● **WHAT TO DO**
Would you set down every line of the data below exactly as it reads?
[TASK DATA Boundary: Start]
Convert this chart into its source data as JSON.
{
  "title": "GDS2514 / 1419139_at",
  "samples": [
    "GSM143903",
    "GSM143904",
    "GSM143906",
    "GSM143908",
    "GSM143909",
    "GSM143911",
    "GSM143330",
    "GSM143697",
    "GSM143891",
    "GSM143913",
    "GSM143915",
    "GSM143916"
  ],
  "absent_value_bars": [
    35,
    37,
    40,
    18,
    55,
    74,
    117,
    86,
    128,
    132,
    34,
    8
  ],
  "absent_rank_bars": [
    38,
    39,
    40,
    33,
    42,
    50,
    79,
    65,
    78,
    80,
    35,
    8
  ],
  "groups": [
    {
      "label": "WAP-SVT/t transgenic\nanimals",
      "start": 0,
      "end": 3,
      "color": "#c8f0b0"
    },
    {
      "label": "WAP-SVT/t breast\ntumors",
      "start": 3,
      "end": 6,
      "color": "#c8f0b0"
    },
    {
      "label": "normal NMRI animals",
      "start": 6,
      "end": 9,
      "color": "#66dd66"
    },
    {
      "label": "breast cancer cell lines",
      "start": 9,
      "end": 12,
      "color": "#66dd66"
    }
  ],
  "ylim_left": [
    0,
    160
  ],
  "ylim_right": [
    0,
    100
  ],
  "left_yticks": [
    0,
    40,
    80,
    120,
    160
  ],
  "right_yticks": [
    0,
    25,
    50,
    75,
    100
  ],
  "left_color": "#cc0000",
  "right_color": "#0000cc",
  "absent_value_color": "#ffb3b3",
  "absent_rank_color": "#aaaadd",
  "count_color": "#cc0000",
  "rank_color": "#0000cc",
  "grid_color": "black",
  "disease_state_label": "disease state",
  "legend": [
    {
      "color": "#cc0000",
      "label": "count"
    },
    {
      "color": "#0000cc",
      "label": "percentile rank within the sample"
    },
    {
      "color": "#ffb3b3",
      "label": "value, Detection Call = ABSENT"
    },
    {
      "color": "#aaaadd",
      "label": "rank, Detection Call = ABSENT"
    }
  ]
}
[TASK DATA Boundary: End]
● **RESULT**
Convert this chart into its source data as JSON.
{
  "title": "GDS2514 / 1419139_at",
  "samples": [
    "GSM143903",
    "GSM143904",
    "GSM143906",
    "GSM143908",
    "GSM143909",
    "GSM143911",
    "GSM143330",
    "GSM143697",
    "GSM143891",
    "GSM143913",
    "GSM143915",
    "GSM143916"
  ],
  "absent_value_bars": [
    35,
    37,
    40,
    18,
    55,
    74,
    117,
    86,
    128,
    132,
    34,
    8
  ],
  "absent_rank_bars": [
    38,
    39,
    40,
    33,
    42,
    50,
    79,
    65,
    78,
    80,
    35,
    8
  ],
  "groups": [
    {
      "label": "WAP-SVT/t transgenic\nanimals",
      "start": 0,
      "end": 3,
      "color": "#c8f0b0"
    },
    {
      "label": "WAP-SVT/t breast\ntumors",
      "start": 3,
      "end": 6,
      "color": "#c8f0b0"
    },
    {
      "label": "normal NMRI animals",
      "start": 6,
      "end": 9,
      "color": "#66dd66"
    },
    {
      "label": "breast cancer cell lines",
      "start": 9,
      "end": 12,
      "color": "#66dd66"
    }
  ],
  "ylim_left": [
    0,
    160
  ],
  "ylim_right": [
    0,
    100
  ],
  "left_yticks": [
    0,
    40,
    80,
    120,
    160
  ],
  "right_yticks": [
    0,
    25,
    50,
    75,
    100
  ],
  "left_color": "#cc0000",
  "right_color": "#0000cc",
  "absent_value_color": "#ffb3b3",
  "absent_rank_color": "#aaaadd",
  "count_color": "#cc0000",
  "rank_color": "#0000cc",
  "grid_color": "black",
  "disease_state_label": "disease state",
  "legend": [
    {
      "color": "#cc0000",
      "label": "count"
    },
    {
      "color": "#0000cc",
      "label": "percentile rank within the sample"
    },
    {
      "color": "#ffb3b3",
      "label": "value, Detection Call = ABSENT"
    },
    {
      "color": "#aaaadd",
      "label": "rank, Detection Call = ABSENT"
    }
  ]
}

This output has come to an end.